# What needs to be done
Every line below must be reproduced exactly. Copy them all.

# Listing
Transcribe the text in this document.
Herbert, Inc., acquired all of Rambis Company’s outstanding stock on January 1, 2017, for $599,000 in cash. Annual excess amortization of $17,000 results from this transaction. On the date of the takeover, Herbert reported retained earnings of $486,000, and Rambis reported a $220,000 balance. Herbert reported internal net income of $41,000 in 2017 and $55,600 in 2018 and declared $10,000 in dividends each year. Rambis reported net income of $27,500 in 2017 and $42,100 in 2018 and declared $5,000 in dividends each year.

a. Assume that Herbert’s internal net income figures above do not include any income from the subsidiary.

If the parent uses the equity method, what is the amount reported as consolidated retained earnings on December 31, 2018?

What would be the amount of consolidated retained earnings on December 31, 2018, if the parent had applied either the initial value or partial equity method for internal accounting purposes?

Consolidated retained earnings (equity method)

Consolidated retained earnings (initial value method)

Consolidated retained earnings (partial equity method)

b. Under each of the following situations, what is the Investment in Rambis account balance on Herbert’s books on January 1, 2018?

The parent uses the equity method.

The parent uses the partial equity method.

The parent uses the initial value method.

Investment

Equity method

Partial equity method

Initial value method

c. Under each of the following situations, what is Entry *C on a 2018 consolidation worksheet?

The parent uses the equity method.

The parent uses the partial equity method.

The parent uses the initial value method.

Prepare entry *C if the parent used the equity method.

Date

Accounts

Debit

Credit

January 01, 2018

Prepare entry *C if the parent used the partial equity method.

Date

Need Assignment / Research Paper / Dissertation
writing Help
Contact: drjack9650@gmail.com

# Result of this task
Transcribe the text in this document.
Herbert, Inc., acquired all of Rambis Company’s outstanding stock on January 1, 2017, for $599,000 in cash. Annual excess amortization of $17,000 results from this transaction. On the date of the takeover, Herbert reported retained earnings of $486,000, and Rambis reported a $220,000 balance. Herbert reported internal net income of $41,000 in 2017 and $55,600 in 2018 and declared $10,000 in dividends each year. Rambis reported net income of $27,500 in 2017 and $42,100 in 2018 and declared $5,000 in dividends each year.

a. Assume that Herbert’s internal net income figures above do not include any income from the subsidiary.

If the parent uses the equity method, what is the amount reported as consolidated retained earnings on December 31, 2018?

What would be the amount of consolidated retained earnings on December 31, 2018, if the parent had applied either the initial value or partial equity method for internal accounting purposes?

Consolidated retained earnings (equity method)

Consolidated retained earnings (initial value method)

Consolidated retained earnings (partial equity method)

b. Under each of the following situations, what is the Investment in Rambis account balance on Herbert’s books on January 1, 2018?

The parent uses the equity method.

The parent uses the partial equity method.

The parent uses the initial value method.

Investment

Equity method

Partial equity method

Initial value method

c. Under each of the following situations, what is Entry *C on a 2018 consolidation worksheet?

The parent uses the equity method.

The parent uses the partial equity method.

The parent uses the initial value method.

Prepare entry *C if the parent used the equity method.

Date

Accounts

Debit

Credit

January 01, 2018

Prepare entry *C if the parent used the partial equity method.

Date

Need Assignment / Research Paper / Dissertation
writing Help
Contact: drjack9650@gmail.com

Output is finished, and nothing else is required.